Exercise requirements. Transcribe each record below word for word.

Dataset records
====
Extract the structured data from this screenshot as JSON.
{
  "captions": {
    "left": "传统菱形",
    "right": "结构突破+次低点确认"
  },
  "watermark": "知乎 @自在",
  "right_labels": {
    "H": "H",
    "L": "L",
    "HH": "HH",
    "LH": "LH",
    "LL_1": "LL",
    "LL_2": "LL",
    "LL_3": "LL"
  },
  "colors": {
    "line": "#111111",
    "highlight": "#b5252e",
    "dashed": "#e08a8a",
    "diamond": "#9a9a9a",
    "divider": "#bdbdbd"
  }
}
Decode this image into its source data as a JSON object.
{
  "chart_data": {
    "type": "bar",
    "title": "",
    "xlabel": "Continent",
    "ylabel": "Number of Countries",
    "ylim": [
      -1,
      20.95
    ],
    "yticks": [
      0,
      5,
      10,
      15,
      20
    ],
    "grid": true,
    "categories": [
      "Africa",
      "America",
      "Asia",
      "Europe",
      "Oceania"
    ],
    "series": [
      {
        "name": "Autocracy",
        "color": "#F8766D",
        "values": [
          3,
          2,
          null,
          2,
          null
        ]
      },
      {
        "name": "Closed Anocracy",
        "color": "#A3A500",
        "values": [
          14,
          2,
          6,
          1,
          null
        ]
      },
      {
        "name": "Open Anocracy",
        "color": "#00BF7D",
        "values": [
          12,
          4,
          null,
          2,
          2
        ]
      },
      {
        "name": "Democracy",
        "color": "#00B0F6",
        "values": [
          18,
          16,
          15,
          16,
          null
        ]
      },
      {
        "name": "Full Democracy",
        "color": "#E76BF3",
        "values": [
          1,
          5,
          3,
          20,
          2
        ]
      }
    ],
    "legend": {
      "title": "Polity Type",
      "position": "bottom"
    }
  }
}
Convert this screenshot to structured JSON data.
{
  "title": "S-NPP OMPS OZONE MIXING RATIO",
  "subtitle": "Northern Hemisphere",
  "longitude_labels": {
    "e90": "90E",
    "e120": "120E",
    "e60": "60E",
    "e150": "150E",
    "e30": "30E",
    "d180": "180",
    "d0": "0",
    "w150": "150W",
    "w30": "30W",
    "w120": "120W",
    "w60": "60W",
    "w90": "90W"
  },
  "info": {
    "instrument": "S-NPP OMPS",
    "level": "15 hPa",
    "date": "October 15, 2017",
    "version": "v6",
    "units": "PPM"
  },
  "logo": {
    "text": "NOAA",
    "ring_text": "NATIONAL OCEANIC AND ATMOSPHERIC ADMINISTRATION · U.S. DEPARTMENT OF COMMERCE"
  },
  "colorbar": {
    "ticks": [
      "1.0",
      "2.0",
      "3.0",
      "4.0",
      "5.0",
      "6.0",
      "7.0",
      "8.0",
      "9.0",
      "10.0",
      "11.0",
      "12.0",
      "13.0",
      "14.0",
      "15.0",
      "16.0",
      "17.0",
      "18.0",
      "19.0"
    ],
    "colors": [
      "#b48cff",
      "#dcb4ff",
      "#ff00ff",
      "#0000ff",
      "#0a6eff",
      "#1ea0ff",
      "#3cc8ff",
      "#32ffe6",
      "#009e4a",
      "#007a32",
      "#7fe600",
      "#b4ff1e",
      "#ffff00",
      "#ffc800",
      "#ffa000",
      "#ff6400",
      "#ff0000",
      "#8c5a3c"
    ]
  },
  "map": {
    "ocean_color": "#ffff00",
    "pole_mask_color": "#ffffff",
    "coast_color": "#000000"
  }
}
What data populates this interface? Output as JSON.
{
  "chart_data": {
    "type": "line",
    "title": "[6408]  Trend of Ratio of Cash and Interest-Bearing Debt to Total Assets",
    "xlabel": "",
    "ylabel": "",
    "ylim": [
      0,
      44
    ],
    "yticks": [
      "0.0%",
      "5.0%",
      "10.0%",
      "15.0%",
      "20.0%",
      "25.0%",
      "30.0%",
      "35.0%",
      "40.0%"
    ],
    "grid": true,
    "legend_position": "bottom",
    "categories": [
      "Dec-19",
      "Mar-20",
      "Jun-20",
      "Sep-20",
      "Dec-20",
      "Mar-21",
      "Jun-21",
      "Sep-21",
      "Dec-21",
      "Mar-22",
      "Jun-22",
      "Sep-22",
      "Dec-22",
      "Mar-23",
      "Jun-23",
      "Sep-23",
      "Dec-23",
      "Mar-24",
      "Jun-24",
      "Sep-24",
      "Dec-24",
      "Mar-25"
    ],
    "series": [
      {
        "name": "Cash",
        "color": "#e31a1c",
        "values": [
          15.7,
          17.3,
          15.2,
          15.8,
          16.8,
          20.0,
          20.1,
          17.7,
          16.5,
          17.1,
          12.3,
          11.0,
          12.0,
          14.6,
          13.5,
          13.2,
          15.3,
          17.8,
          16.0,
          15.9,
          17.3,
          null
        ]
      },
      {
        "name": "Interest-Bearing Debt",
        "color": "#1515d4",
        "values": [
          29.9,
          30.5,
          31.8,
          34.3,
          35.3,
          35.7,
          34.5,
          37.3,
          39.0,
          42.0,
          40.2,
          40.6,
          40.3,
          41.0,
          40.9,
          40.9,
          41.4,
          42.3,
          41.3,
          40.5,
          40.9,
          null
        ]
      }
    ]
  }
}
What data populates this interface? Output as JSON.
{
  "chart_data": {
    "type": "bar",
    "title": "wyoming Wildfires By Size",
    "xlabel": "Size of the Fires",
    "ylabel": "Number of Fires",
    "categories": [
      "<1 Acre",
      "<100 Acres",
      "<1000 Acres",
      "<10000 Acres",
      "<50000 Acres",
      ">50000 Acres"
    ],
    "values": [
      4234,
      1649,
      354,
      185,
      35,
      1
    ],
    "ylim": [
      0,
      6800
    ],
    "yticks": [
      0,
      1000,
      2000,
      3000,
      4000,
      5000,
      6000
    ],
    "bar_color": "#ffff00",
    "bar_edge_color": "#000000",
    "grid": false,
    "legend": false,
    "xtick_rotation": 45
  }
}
====
Output for this exercise.
Extract the structured data from this screenshot as JSON.
{
  "captions": {
    "left": "传统菱形",
    "right": "结构突破+次低点确认"
  },
  "watermark": "知乎 @自在",
  "right_labels": {
    "H": "H",
    "L": "L",
    "HH": "HH",
    "LH": "LH",
    "LL_1": "LL",
    "LL_2": "LL",
    "LL_3": "LL"
  },
  "colors": {
    "line": "#111111",
    "highlight": "#b5252e",
    "dashed": "#e08a8a",
    "diamond": "#9a9a9a",
    "divider": "#bdbdbd"
  }
}
Decode this image into its source data as a JSON object.
{
  "chart_data": {
    "type": "bar",
    "title": "",
    "xlabel": "Continent",
    "ylabel": "Number of Countries",
    "ylim": [
      -1,
      20.95
    ],
    "yticks": [
      0,
      5,
      10,
      15,
      20
    ],
    "grid": true,
    "categories": [
      "Africa",
      "America",
      "Asia",
      "Europe",
      "Oceania"
    ],
    "series": [
      {
        "name": "Autocracy",
        "color": "#F8766D",
        "values": [
          3,
          2,
          null,
          2,
          null
        ]
      },
      {
        "name": "Closed Anocracy",
        "color": "#A3A500",
        "values": [
          14,
          2,
          6,
          1,
          null
        ]
      },
      {
        "name": "Open Anocracy",
        "color": "#00BF7D",
        "values": [
          12,
          4,
          null,
          2,
          2
        ]
      },
      {
        "name": "Democracy",
        "color": "#00B0F6",
        "values": [
          18,
          16,
          15,
          16,
          null
        ]
      },
      {
        "name": "Full Democracy",
        "color": "#E76BF3",
        "values": [
          1,
          5,
          3,
          20,
          2
        ]
      }
    ],
    "legend": {
      "title": "Polity Type",
      "position": "bottom"
    }
  }
}
Convert this screenshot to structured JSON data.
{
  "title": "S-NPP OMPS OZONE MIXING RATIO",
  "subtitle": "Northern Hemisphere",
  "longitude_labels": {
    "e90": "90E",
    "e120": "120E",
    "e60": "60E",
    "e150": "150E",
    "e30": "30E",
    "d180": "180",
    "d0": "0",
    "w150": "150W",
    "w30": "30W",
    "w120": "120W",
    "w60": "60W",
    "w90": "90W"
  },
  "info": {
    "instrument": "S-NPP OMPS",
    "level": "15 hPa",
    "date": "October 15, 2017",
    "version": "v6",
    "units": "PPM"
  },
  "logo": {
    "text": "NOAA",
    "ring_text": "NATIONAL OCEANIC AND ATMOSPHERIC ADMINISTRATION · U.S. DEPARTMENT OF COMMERCE"
  },
  "colorbar": {
    "ticks": [
      "1.0",
      "2.0",
      "3.0",
      "4.0",
      "5.0",
      "6.0",
      "7.0",
      "8.0",
      "9.0",
      "10.0",
      "11.0",
      "12.0",
      "13.0",
      "14.0",
      "15.0",
      "16.0",
      "17.0",
      "18.0",
      "19.0"
    ],
    "colors": [
      "#b48cff",
      "#dcb4ff",
      "#ff00ff",
      "#0000ff",
      "#0a6eff",
      "#1ea0ff",
      "#3cc8ff",
      "#32ffe6",
      "#009e4a",
      "#007a32",
      "#7fe600",
      "#b4ff1e",
      "#ffff00",
      "#ffc800",
      "#ffa000",
      "#ff6400",
      "#ff0000",
      "#8c5a3c"
    ]
  },
  "map": {
    "ocean_color": "#ffff00",
    "pole_mask_color": "#ffffff",
    "coast_color": "#000000"
  }
}
What data populates this interface? Output as JSON.
{
  "chart_data": {
    "type": "line",
    "title": "[6408]  Trend of Ratio of Cash and Interest-Bearing Debt to Total Assets",
    "xlabel": "",
    "ylabel": "",
    "ylim": [
      0,
      44
    ],
    "yticks": [
      "0.0%",
      "5.0%",
      "10.0%",
      "15.0%",
      "20.0%",
      "25.0%",
      "30.0%",
      "35.0%",
      "40.0%"
    ],
    "grid": true,
    "legend_position": "bottom",
    "categories": [
      "Dec-19",
      "Mar-20",
      "Jun-20",
      "Sep-20",
      "Dec-20",
      "Mar-21",
      "Jun-21",
      "Sep-21",
      "Dec-21",
      "Mar-22",
      "Jun-22",
      "Sep-22",
      "Dec-22",
      "Mar-23",
      "Jun-23",
      "Sep-23",
      "Dec-23",
      "Mar-24",
      "Jun-24",
      "Sep-24",
      "Dec-24",
      "Mar-25"
    ],
    "series": [
      {
        "name": "Cash",
        "color": "#e31a1c",
        "values": [
          15.7,
          17.3,
          15.2,
          15.8,
          16.8,
          20.0,
          20.1,
          17.7,
          16.5,
          17.1,
          12.3,
          11.0,
          12.0,
          14.6,
          13.5,
          13.2,
          15.3,
          17.8,
          16.0,
          15.9,
          17.3,
          null
        ]
      },
      {
        "name": "Interest-Bearing Debt",
        "color": "#1515d4",
        "values": [
          29.9,
          30.5,
          31.8,
          34.3,
          35.3,
          35.7,
          34.5,
          37.3,
          39.0,
          42.0,
          40.2,
          40.6,
          40.3,
          41.0,
          40.9,
          40.9,
          41.4,
          42.3,
          41.3,
          40.5,
          40.9,
          null
        ]
      }
    ]
  }
}
What data populates this interface? Output as JSON.
{
  "chart_data": {
    "type": "bar",
    "title": "wyoming Wildfires By Size",
    "xlabel": "Size of the Fires",
    "ylabel": "Number of Fires",
    "categories": [
      "<1 Acre",
      "<100 Acres",
      "<1000 Acres",
      "<10000 Acres",
      "<50000 Acres",
      ">50000 Acres"
    ],
    "values": [
      4234,
      1649,
      354,
      185,
      35,
      1
    ],
    "ylim": [
      0,
      6800
    ],
    "yticks": [
      0,
      1000,
      2000,
      3000,
      4000,
      5000,
      6000
    ],
    "bar_color": "#ffff00",
    "bar_edge_color": "#000000",
    "grid": false,
    "legend": false,
    "xtick_rotation": 45
  }
}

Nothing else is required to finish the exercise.